→ Data to use:
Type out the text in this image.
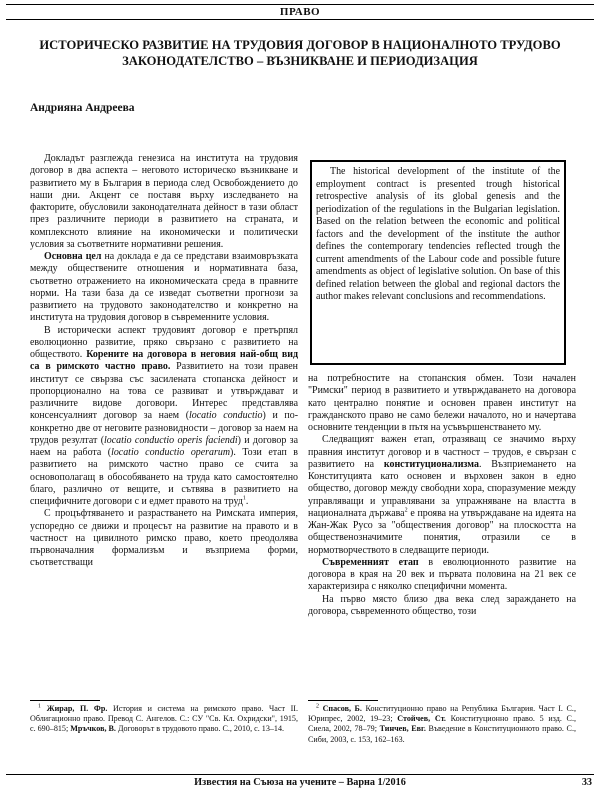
ПРАВО
ИСТОРИЧЕСКО РАЗВИТИЕ НА ТРУДОВИЯ ДОГОВОР В НАЦИОНАЛНОТО ТРУДОВО
ЗАКОНОДАТЕЛСТВО – ВЪЗНИКВАНЕ И ПЕРИОДИЗАЦИЯ
Андрияна Андреева

Докладът разглежда генезиса на института на трудовия договор в два аспекта – неговото историческо възникване и развитието му в България в периода след Освобождението до наши дни. Акцент се поставя върху изследването на факторите, обусловили законодателната дейност в тази област през различните периоди в развитието на страната, и комплексното влияние на икономически и политически условия за съответните нормативни решения.

Основна цел на доклада е да се представи взаимовръзката между обществените отношения и нормативната база, съответно отражението на икономическата среда в правните норми. На тази база да се изведат съответни прогнози за развитието на трудовото законодателство и конкретно на института на трудовия договор в съвременните условия.

В исторически аспект трудовият договор е претърпял еволюционно развитие, пряко свързано с развитието на обществото. Корените на договора в неговия най-общ вид са в римското частно право. Развитието на този правен институт се свързва със засилената стопанска дейност и пропорционално на това се развиват и утвърждават и различните видове договори. Интерес представлява консенсуалният договор за наем (locatio conductio) и по-конкретно две от неговите разновидности – договор за наем на трудов резултат (locatio conductio operis faciendi) и договор за наем на работа (locatio conductio operarum). Този етап в развитието на римското частно право се счита за основополагащ в обособяването на труда като самостоятелно благо, различно от вещите, и сътвява в развитието на специфичните договори с и едмет правото на труд$^1$.

С процъфтяването и разрастването на Римската империя, успоредно се движи и процесът на развитие на правото и в частност на цивилното римско право, което преодолява първоначалния формализъм и възприема форми, съответстващи

The historical development of the institute of the employment contract is presented trough historical retrospective analysis of its global genesis and the periodization of the regulations in the Bulgarian legislation. Based on the relation between the economic and political factors and the development of the institute the author defines the contemporary tendencies reflected trough the current amendments of the Labour code and possible future amendments as object of legislative solution. On base of this defined relation between the global and regional dactors the author makes relevant conclusions and recommendations.

на потребностите на стопанския обмен. Този начален "Римски" период в развитието и утвърждаването на договора като централно понятие и основен правен институт на гражданското право не само бележи началото, но и начертава основните тенденции в пътя на усъвършенстването му.

Следващият важен етап, отразяващ се значимо върху правния институт договор и в частност – трудов, е свързан с развитието на конституционализма. Възприемането на Конституцията като основен и върховен закон в едно общество, договор между свободни хора, споразумение между управляващи и управлявани за упражняване на властта в националната държава$^2$ е проява на утвърждаване на идеята на Жан-Жак Русо за "обществения договор" на плоскостта на общественозначимите понятия, отразили се в нормотворчеството в следващите периоди.

Съвременният етап в еволюционното развитие на договора в края на 20 век и първата половина на 21 век се характеризира с няколко специфични момента.

На първо място близо два века след зараждането на договора, съвременното общество, този

$^1$ Жирар, П. Фр. История и система на римското право. Част II. Облигационно право. Превод С. Ангелов. С.: СУ "Св. Кл. Охридски", 1915, с. 690–815; Мръчков, В. Договорът в трудовото право. С., 2010, с. 13–14.

$^2$ Спасов, Б. Конституционно право на Република България. Част I. С., Юрипрес, 2002, 19–23; Стойчев, Ст. Конституционно право. 5 изд. С., Сиела, 2002, 78–79; Тинчев, Евг. Въведение в Конституционното право. С., Сиби, 2003, с. 153, 162–163.

Известия на Съюза на учените – Варна 1/2016	33
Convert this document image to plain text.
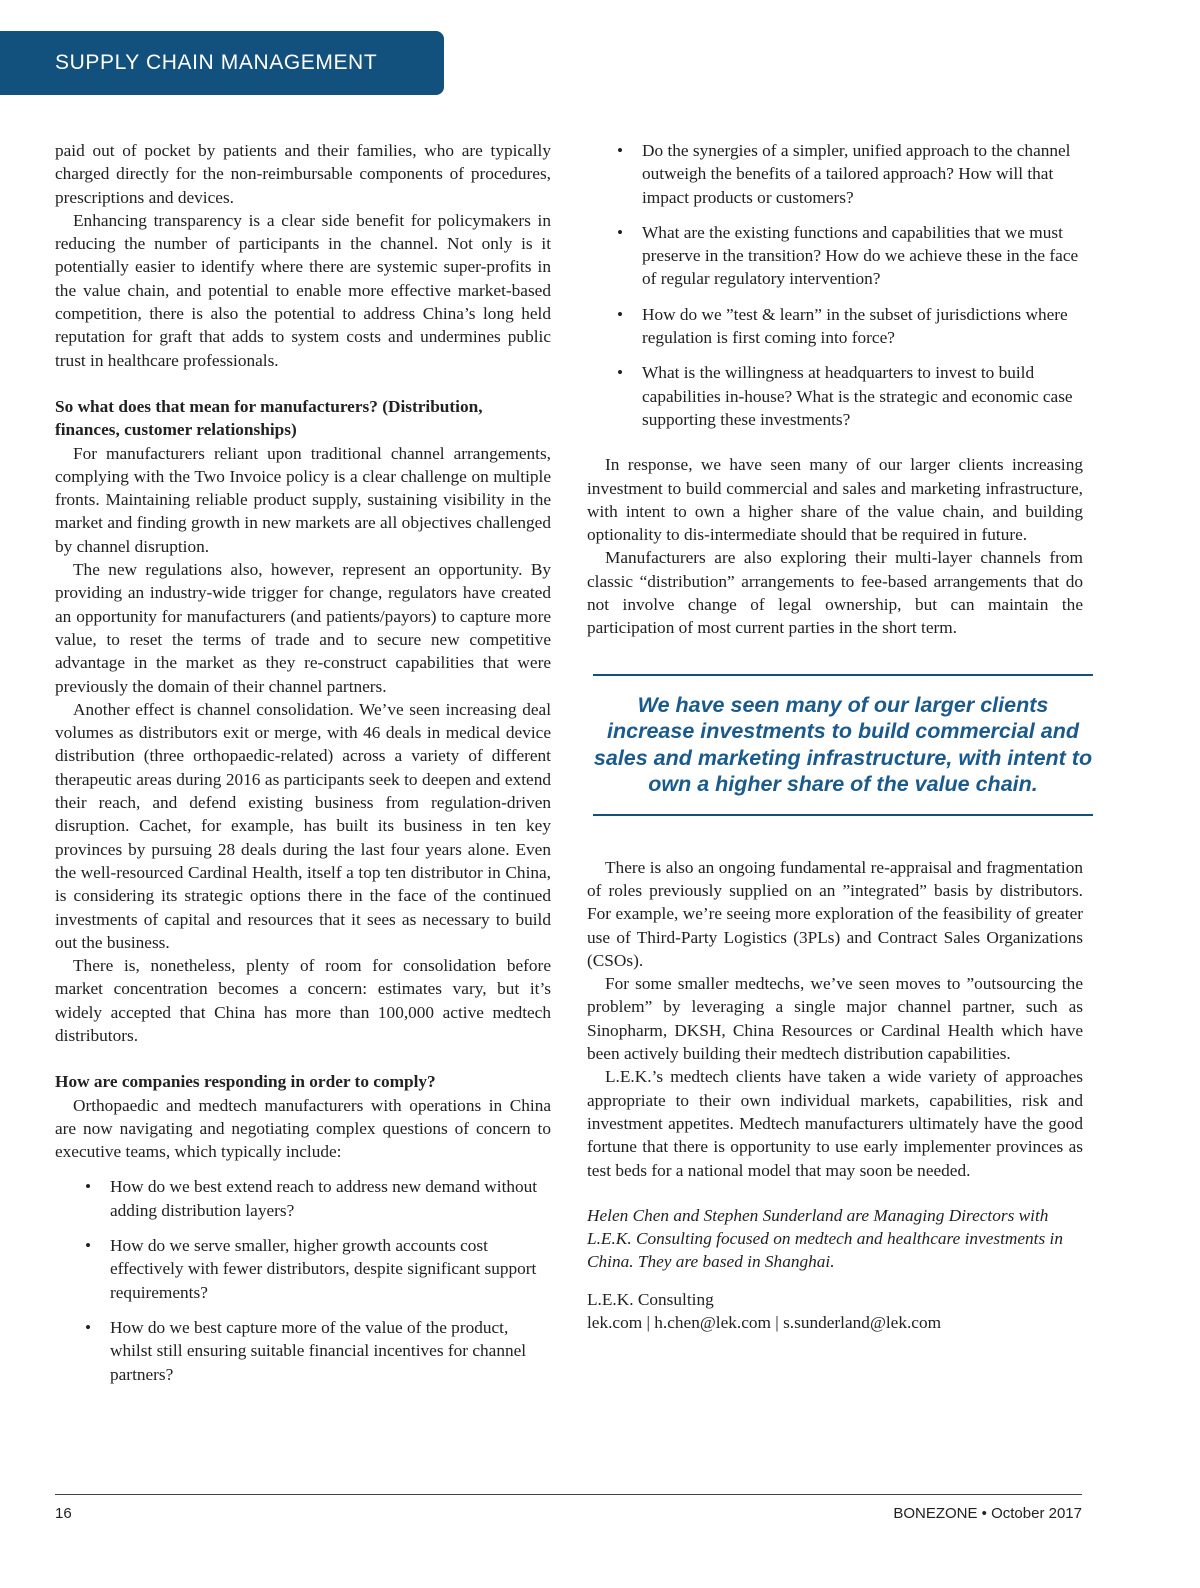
SUPPLY CHAIN MANAGEMENT

paid out of pocket by patients and their families, who are typically charged directly for the non-reimbursable components of procedures, prescriptions and devices.

Enhancing transparency is a clear side benefit for policymakers in reducing the number of participants in the channel. Not only is it potentially easier to identify where there are systemic super-profits in the value chain, and potential to enable more effective market-based competition, there is also the potential to address China’s long held reputation for graft that adds to system costs and undermines public trust in healthcare professionals.

So what does that mean for manufacturers? (Distribution, finances, customer relationships)

For manufacturers reliant upon traditional channel arrangements, complying with the Two Invoice policy is a clear challenge on multiple fronts. Maintaining reliable product supply, sustaining visibility in the market and finding growth in new markets are all objectives challenged by channel disruption.

The new regulations also, however, represent an opportunity. By providing an industry-wide trigger for change, regulators have created an opportunity for manufacturers (and patients/payors) to capture more value, to reset the terms of trade and to secure new competitive advantage in the market as they re-construct capabilities that were previously the domain of their channel partners.

Another effect is channel consolidation. We’ve seen increasing deal volumes as distributors exit or merge, with 46 deals in medical device distribution (three orthopaedic-related) across a variety of different therapeutic areas during 2016 as participants seek to deepen and extend their reach, and defend existing business from regulation-driven disruption. Cachet, for example, has built its business in ten key provinces by pursuing 28 deals during the last four years alone. Even the well-resourced Cardinal Health, itself a top ten distributor in China, is considering its strategic options there in the face of the continued investments of capital and resources that it sees as necessary to build out the business.

There is, nonetheless, plenty of room for consolidation before market concentration becomes a concern: estimates vary, but it’s widely accepted that China has more than 100,000 active medtech distributors.

How are companies responding in order to comply?

Orthopaedic and medtech manufacturers with operations in China are now navigating and negotiating complex questions of concern to executive teams, which typically include:

• How do we best extend reach to address new demand without adding distribution layers?
• How do we serve smaller, higher growth accounts cost effectively with fewer distributors, despite significant support requirements?
• How do we best capture more of the value of the product, whilst still ensuring suitable financial incentives for channel partners?
• Do the synergies of a simpler, unified approach to the channel outweigh the benefits of a tailored approach? How will that impact products or customers?
• What are the existing functions and capabilities that we must preserve in the transition? How do we achieve these in the face of regular regulatory intervention?
• How do we ”test & learn” in the subset of jurisdictions where regulation is first coming into force?
• What is the willingness at headquarters to invest to build capabilities in-house? What is the strategic and economic case supporting these investments?

In response, we have seen many of our larger clients increasing investment to build commercial and sales and marketing infrastructure, with intent to own a higher share of the value chain, and building optionality to dis-intermediate should that be required in future.

Manufacturers are also exploring their multi-layer channels from classic “distribution” arrangements to fee-based arrangements that do not involve change of legal ownership, but can maintain the participation of most current parties in the short term.

We have seen many of our larger clients increase investments to build commercial and sales and marketing infrastructure, with intent to own a higher share of the value chain.

There is also an ongoing fundamental re-appraisal and fragmentation of roles previously supplied on an ”integrated” basis by distributors. For example, we’re seeing more exploration of the feasibility of greater use of Third-Party Logistics (3PLs) and Contract Sales Organizations (CSOs).

For some smaller medtechs, we’ve seen moves to ”outsourcing the problem” by leveraging a single major channel partner, such as Sinopharm, DKSH, China Resources or Cardinal Health which have been actively building their medtech distribution capabilities.

L.E.K.’s medtech clients have taken a wide variety of approaches appropriate to their own individual markets, capabilities, risk and investment appetites. Medtech manufacturers ultimately have the good fortune that there is opportunity to use early implementer provinces as test beds for a national model that may soon be needed.

Helen Chen and Stephen Sunderland are Managing Directors with L.E.K. Consulting focused on medtech and healthcare investments in China. They are based in Shanghai.
L.E.K. Consulting
lek.com | h.chen@lek.com | s.sunderland@lek.com
16	BONEZONE • October 2017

→ Exercise details:
Type the material out again exactly. Skip the pictures.

→ Finished task:
Type out the text in this image.
ПРАВО
ИСТОРИЧЕСКО РАЗВИТИЕ НА ТРУДОВИЯ ДОГОВОР В НАЦИОНАЛНОТО ТРУДОВО
ЗАКОНОДАТЕЛСТВО – ВЪЗНИКВАНЕ И ПЕРИОДИЗАЦИЯ
Андрияна Андреева

Докладът разглежда генезиса на института на трудовия договор в два аспекта – неговото историческо възникване и развитието му в България в периода след Освобождението до наши дни. Акцент се поставя върху изследването на факторите, обусловили законодателната дейност в тази област през различните периоди в развитието на страната, и комплексното влияние на икономически и политически условия за съответните нормативни решения.

Основна цел на доклада е да се представи взаимовръзката между обществените отношения и нормативната база, съответно отражението на икономическата среда в правните норми. На тази база да се изведат съответни прогнози за развитието на трудовото законодателство и конкретно на института на трудовия договор в съвременните условия.

В исторически аспект трудовият договор е претърпял еволюционно развитие, пряко свързано с развитието на обществото. Корените на договора в неговия най-общ вид са в римското частно право. Развитието на този правен институт се свързва със засилената стопанска дейност и пропорционално на това се развиват и утвърждават и различните видове договори. Интерес представлява консенсуалният договор за наем (locatio conductio) и по-конкретно две от неговите разновидности – договор за наем на трудов резултат (locatio conductio operis faciendi) и договор за наем на работа (locatio conductio operarum). Този етап в развитието на римското частно право се счита за основополагащ в обособяването на труда като самостоятелно благо, различно от вещите, и сътвява в развитието на специфичните договори с и едмет правото на труд$^1$.

С процъфтяването и разрастването на Римската империя, успоредно се движи и процесът на развитие на правото и в частност на цивилното римско право, което преодолява първоначалния формализъм и възприема форми, съответстващи

The historical development of the institute of the employment contract is presented trough historical retrospective analysis of its global genesis and the periodization of the regulations in the Bulgarian legislation. Based on the relation between the economic and political factors and the development of the institute the author defines the contemporary tendencies reflected trough the current amendments of the Labour code and possible future amendments as object of legislative solution. On base of this defined relation between the global and regional dactors the author makes relevant conclusions and recommendations.

на потребностите на стопанския обмен. Този начален "Римски" период в развитието и утвърждаването на договора като централно понятие и основен правен институт на гражданското право не само бележи началото, но и начертава основните тенденции в пътя на усъвършенстването му.

Следващият важен етап, отразяващ се значимо върху правния институт договор и в частност – трудов, е свързан с развитието на конституционализма. Възприемането на Конституцията като основен и върховен закон в едно общество, договор между свободни хора, споразумение между управляващи и управлявани за упражняване на властта в националната държава$^2$ е проява на утвърждаване на идеята на Жан-Жак Русо за "обществения договор" на плоскостта на общественозначимите понятия, отразили се в нормотворчеството в следващите периоди.

Съвременният етап в еволюционното развитие на договора в края на 20 век и първата половина на 21 век се характеризира с няколко специфични момента.

На първо място близо два века след зараждането на договора, съвременното общество, този

$^1$ Жирар, П. Фр. История и система на римското право. Част II. Облигационно право. Превод С. Ангелов. С.: СУ "Св. Кл. Охридски", 1915, с. 690–815; Мръчков, В. Договорът в трудовото право. С., 2010, с. 13–14.

$^2$ Спасов, Б. Конституционно право на Република България. Част I. С., Юрипрес, 2002, 19–23; Стойчев, Ст. Конституционно право. 5 изд. С., Сиела, 2002, 78–79; Тинчев, Евг. Въведение в Конституционното право. С., Сиби, 2003, с. 153, 162–163.

Известия на Съюза на учените – Варна 1/2016	33
Convert this document image to plain text.
SUPPLY CHAIN MANAGEMENT

paid out of pocket by patients and their families, who are typically charged directly for the non-reimbursable components of procedures, prescriptions and devices.

Enhancing transparency is a clear side benefit for policymakers in reducing the number of participants in the channel. Not only is it potentially easier to identify where there are systemic super-profits in the value chain, and potential to enable more effective market-based competition, there is also the potential to address China’s long held reputation for graft that adds to system costs and undermines public trust in healthcare professionals.

So what does that mean for manufacturers? (Distribution, finances, customer relationships)

For manufacturers reliant upon traditional channel arrangements, complying with the Two Invoice policy is a clear challenge on multiple fronts. Maintaining reliable product supply, sustaining visibility in the market and finding growth in new markets are all objectives challenged by channel disruption.

The new regulations also, however, represent an opportunity. By providing an industry-wide trigger for change, regulators have created an opportunity for manufacturers (and patients/payors) to capture more value, to reset the terms of trade and to secure new competitive advantage in the market as they re-construct capabilities that were previously the domain of their channel partners.

Another effect is channel consolidation. We’ve seen increasing deal volumes as distributors exit or merge, with 46 deals in medical device distribution (three orthopaedic-related) across a variety of different therapeutic areas during 2016 as participants seek to deepen and extend their reach, and defend existing business from regulation-driven disruption. Cachet, for example, has built its business in ten key provinces by pursuing 28 deals during the last four years alone. Even the well-resourced Cardinal Health, itself a top ten distributor in China, is considering its strategic options there in the face of the continued investments of capital and resources that it sees as necessary to build out the business.

There is, nonetheless, plenty of room for consolidation before market concentration becomes a concern: estimates vary, but it’s widely accepted that China has more than 100,000 active medtech distributors.

How are companies responding in order to comply?

Orthopaedic and medtech manufacturers with operations in China are now navigating and negotiating complex questions of concern to executive teams, which typically include:

• How do we best extend reach to address new demand without adding distribution layers?
• How do we serve smaller, higher growth accounts cost effectively with fewer distributors, despite significant support requirements?
• How do we best capture more of the value of the product, whilst still ensuring suitable financial incentives for channel partners?
• Do the synergies of a simpler, unified approach to the channel outweigh the benefits of a tailored approach? How will that impact products or customers?
• What are the existing functions and capabilities that we must preserve in the transition? How do we achieve these in the face of regular regulatory intervention?
• How do we ”test & learn” in the subset of jurisdictions where regulation is first coming into force?
• What is the willingness at headquarters to invest to build capabilities in-house? What is the strategic and economic case supporting these investments?

In response, we have seen many of our larger clients increasing investment to build commercial and sales and marketing infrastructure, with intent to own a higher share of the value chain, and building optionality to dis-intermediate should that be required in future.

Manufacturers are also exploring their multi-layer channels from classic “distribution” arrangements to fee-based arrangements that do not involve change of legal ownership, but can maintain the participation of most current parties in the short term.

We have seen many of our larger clients increase investments to build commercial and sales and marketing infrastructure, with intent to own a higher share of the value chain.

There is also an ongoing fundamental re-appraisal and fragmentation of roles previously supplied on an ”integrated” basis by distributors. For example, we’re seeing more exploration of the feasibility of greater use of Third-Party Logistics (3PLs) and Contract Sales Organizations (CSOs).

For some smaller medtechs, we’ve seen moves to ”outsourcing the problem” by leveraging a single major channel partner, such as Sinopharm, DKSH, China Resources or Cardinal Health which have been actively building their medtech distribution capabilities.

L.E.K.’s medtech clients have taken a wide variety of approaches appropriate to their own individual markets, capabilities, risk and investment appetites. Medtech manufacturers ultimately have the good fortune that there is opportunity to use early implementer provinces as test beds for a national model that may soon be needed.

Helen Chen and Stephen Sunderland are Managing Directors with L.E.K. Consulting focused on medtech and healthcare investments in China. They are based in Shanghai.
L.E.K. Consulting
lek.com | h.chen@lek.com | s.sunderland@lek.com
16	BONEZONE • October 2017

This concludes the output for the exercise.